Reputation: 171
I have the following data:
df <- read.table(text =
" id country
1 IT
1 IT
1 USA
2 USA
2 FR
2 IT
3 USA
3 USA
3 IT
3 FR", header = T)
I need to find frequency of each country within every ID. So, the desired output is:
id IT USA FR
1 2 1 0
2 1 1 1
3 1 2 1
I know how to calculate with count() the number of rows for each id but I don't know how to display by each country. Thanks for help!
Upvotes: 0
Views: 357
Reputation: 757
it can be done with xtabs
in simple way :
xtabs(~df$id+df$country) or
xtabs(~df+country,data=df)
output:
df$country
df$id FR IT USA
1 0 2 1
2 1 1 1
3 1 1 2
Upvotes: 0
Reputation: 8374
With dplyr
:
library(dplyr)
df %>%
group_by(id) %>%
count(country) %>% # count having grouped by ids
spread(country, n) # we spread the values, in order to have long format
# A tibble: 3 x 4
# Groups: id [3]
id FR IT USA
<int> <int> <int> <int>
1 1 NA 2 1
2 2 1 1 1
3 3 1 1 2
This if you want to replace NA
with 0
:
df %>%
group_by(id) %>%
count(country) %>%
spread(country, n) %>%
mutate_each(funs(replace(., is.na(.), 0))) # mutate applied for all variables, where we find NA
# A tibble: 3 x 4
# Groups: id [3]
id FR IT USA
<int> <dbl> <dbl> <dbl>
1 1 0 2 1
2 2 1 1 1
3 3 1 1 2
Upvotes: 3

SUPPLIED DATA:
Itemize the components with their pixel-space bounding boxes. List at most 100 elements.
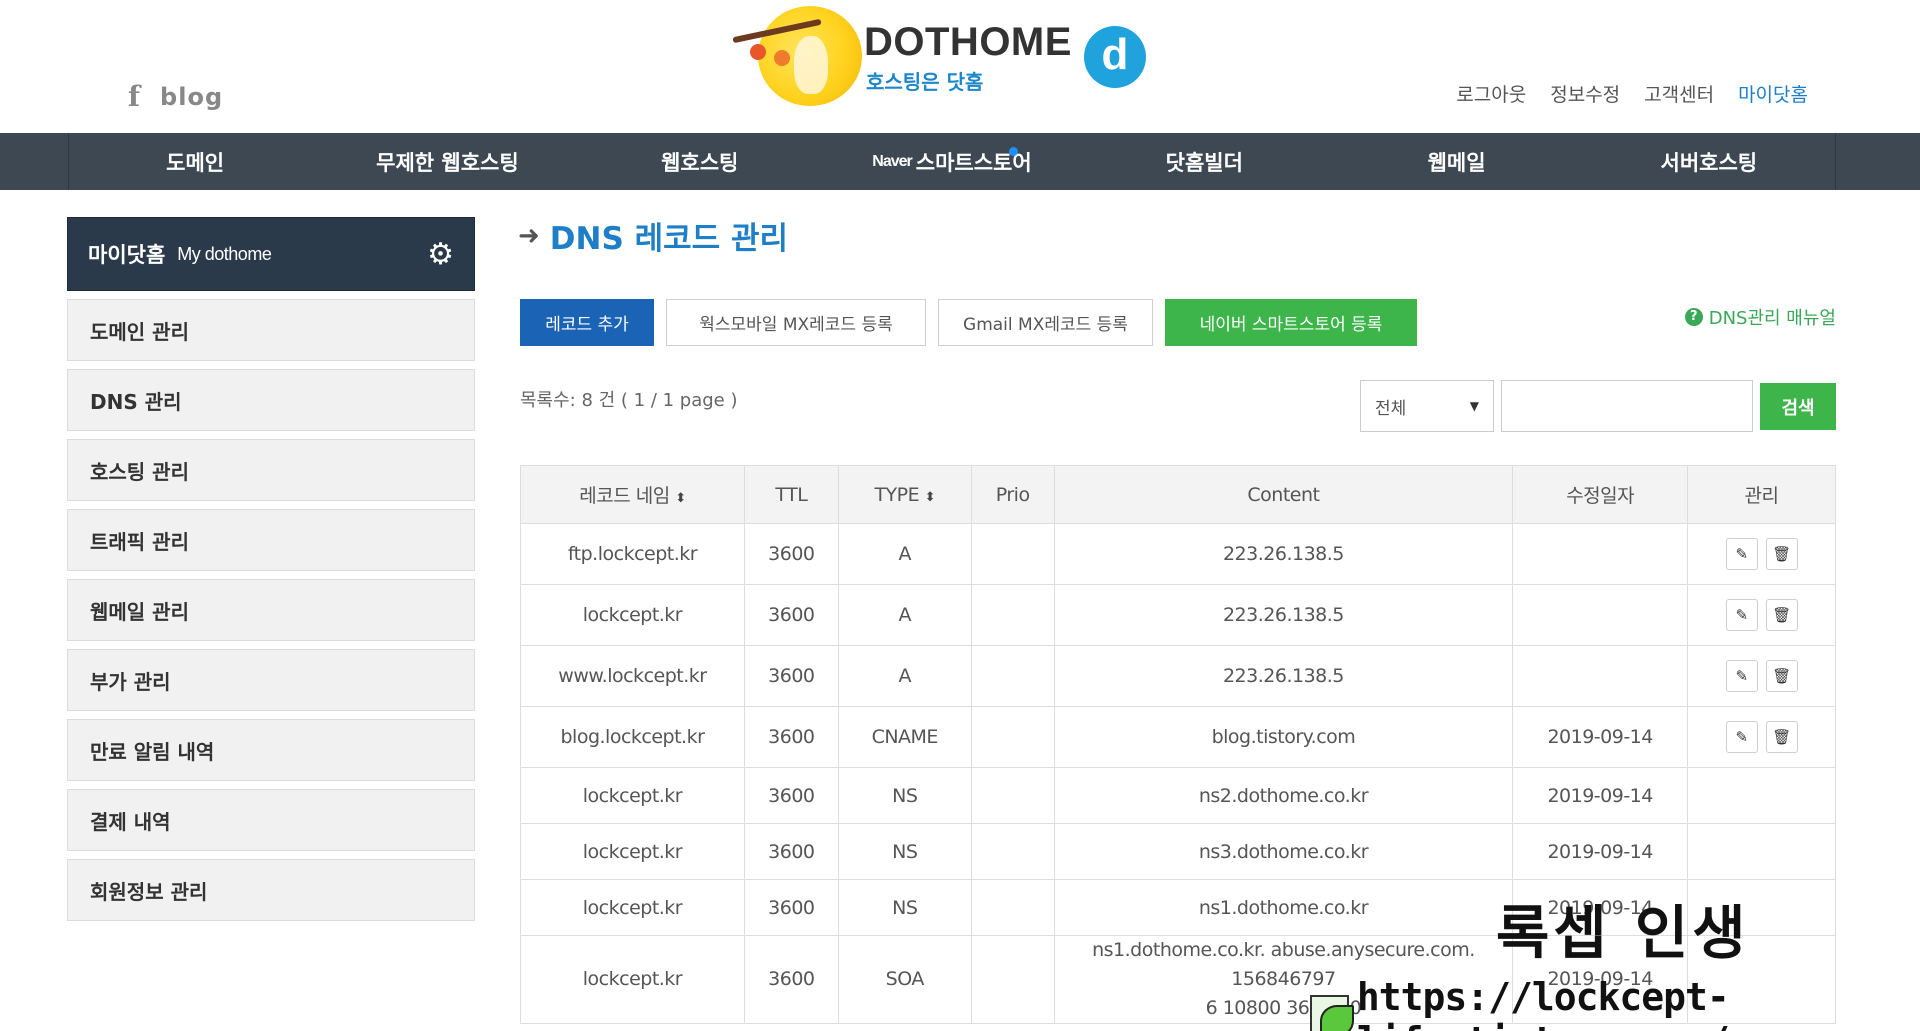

OBJECTIVES:
1. In the thread on counting countries per id in R, which function does the first reply use to build the frequency table?
2. Echo the part of the thread on counting countries per id, starting with "I need to find" and going on through "Thanks for help!".
3. List every function that the second dplyr pipeline in the thread on counting countries per id applies with the %>% operator.

SOLUTION LIST:
1. xtabs

2.
I need to find frequency of each country within every ID. So, the desired output is:
id IT USA FR
1 2 1 0
2 1 1 1
3 1 2 1
I know how to calculate with count() the number of rows for each id but I don't know how to display by each country. Thanks for help!

3. group_by, count, spread, mutate_each